Data listing>
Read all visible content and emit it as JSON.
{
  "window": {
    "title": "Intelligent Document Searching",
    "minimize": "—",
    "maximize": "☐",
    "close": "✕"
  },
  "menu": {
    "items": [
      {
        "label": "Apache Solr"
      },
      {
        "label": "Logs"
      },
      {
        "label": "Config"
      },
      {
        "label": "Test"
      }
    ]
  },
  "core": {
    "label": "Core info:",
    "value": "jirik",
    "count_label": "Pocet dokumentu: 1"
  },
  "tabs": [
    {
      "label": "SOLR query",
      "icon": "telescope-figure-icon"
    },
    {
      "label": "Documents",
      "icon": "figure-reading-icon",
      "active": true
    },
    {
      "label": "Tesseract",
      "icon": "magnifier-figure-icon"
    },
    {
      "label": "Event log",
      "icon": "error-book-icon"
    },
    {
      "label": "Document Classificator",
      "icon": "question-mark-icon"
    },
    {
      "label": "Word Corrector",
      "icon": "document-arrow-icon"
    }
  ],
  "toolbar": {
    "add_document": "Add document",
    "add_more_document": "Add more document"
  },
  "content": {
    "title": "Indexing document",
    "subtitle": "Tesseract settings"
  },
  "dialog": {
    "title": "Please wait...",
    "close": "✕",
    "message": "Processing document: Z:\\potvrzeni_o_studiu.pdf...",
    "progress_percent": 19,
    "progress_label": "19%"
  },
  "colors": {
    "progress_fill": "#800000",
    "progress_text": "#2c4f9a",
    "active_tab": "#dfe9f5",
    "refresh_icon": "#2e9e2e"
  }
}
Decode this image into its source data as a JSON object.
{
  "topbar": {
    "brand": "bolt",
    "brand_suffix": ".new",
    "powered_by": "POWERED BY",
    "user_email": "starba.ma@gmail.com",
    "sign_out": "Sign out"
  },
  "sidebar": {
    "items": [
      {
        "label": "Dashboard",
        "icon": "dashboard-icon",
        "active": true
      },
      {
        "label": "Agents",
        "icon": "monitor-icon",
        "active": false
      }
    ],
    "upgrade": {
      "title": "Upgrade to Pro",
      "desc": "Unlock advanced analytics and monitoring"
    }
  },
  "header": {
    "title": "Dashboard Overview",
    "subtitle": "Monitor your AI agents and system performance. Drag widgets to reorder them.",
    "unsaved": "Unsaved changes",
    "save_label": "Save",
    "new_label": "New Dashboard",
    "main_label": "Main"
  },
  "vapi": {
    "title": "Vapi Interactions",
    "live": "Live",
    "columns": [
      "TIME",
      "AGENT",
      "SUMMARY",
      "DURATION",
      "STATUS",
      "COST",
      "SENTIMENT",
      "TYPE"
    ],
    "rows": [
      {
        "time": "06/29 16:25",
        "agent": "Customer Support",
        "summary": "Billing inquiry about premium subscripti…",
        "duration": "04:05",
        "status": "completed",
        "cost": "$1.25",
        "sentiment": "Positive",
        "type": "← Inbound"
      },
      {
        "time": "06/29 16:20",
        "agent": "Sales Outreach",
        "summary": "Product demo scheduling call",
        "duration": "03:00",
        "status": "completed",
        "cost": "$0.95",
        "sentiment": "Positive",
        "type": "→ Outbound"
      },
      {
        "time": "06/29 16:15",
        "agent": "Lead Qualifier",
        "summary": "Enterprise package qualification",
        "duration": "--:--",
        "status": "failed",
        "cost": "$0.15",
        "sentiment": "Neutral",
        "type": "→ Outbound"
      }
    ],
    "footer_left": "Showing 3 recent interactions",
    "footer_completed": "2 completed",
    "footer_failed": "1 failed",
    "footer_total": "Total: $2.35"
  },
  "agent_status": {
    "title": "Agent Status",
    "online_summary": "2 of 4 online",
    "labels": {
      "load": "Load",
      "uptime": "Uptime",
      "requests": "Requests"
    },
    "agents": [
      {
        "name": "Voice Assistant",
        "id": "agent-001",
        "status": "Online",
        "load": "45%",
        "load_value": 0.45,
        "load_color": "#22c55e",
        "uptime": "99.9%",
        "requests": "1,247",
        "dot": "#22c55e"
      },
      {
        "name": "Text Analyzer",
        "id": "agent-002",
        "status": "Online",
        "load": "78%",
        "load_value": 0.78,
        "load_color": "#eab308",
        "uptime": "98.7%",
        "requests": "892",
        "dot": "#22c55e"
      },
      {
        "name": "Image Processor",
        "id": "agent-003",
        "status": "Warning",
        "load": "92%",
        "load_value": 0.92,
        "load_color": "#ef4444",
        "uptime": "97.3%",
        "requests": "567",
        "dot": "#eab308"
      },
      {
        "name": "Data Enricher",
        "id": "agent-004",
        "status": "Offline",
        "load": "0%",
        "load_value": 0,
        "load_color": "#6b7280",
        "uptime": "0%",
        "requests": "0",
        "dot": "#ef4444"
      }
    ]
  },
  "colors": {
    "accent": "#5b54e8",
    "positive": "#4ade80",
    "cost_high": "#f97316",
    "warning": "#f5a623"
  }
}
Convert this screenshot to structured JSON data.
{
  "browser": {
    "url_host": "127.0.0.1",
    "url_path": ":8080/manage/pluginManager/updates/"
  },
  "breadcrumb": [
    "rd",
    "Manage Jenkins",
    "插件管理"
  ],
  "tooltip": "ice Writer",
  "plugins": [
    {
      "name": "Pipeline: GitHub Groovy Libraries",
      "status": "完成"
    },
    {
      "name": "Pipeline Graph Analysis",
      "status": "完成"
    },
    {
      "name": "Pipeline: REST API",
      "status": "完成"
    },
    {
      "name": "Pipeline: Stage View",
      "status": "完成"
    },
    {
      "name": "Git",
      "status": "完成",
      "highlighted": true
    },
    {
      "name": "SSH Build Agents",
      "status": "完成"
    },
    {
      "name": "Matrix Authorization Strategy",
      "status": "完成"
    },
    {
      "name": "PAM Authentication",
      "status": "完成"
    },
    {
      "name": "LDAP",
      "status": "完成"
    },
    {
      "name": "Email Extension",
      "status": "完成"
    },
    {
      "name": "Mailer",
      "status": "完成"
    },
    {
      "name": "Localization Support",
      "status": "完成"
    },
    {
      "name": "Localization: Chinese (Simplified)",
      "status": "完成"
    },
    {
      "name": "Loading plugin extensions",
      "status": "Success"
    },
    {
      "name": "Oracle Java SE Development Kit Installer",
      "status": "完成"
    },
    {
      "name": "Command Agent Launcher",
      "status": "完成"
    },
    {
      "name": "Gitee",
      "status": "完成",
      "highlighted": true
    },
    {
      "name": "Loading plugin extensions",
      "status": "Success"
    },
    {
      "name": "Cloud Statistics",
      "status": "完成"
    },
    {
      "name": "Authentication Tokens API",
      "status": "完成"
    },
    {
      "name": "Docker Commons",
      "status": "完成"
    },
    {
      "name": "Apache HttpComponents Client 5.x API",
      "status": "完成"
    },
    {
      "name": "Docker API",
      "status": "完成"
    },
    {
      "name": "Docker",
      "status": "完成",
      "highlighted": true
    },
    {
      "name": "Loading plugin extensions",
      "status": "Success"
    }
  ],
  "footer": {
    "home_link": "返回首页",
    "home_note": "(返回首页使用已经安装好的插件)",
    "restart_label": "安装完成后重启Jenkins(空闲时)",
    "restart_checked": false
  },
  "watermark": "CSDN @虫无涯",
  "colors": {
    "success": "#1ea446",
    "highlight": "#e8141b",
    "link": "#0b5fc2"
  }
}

Exercise prompt>
Where does the word "Localization" appear in the listing? List each line that holds it.

Written reply>
      "name": "Localization Support",
      "name": "Localization: Chinese (Simplified)",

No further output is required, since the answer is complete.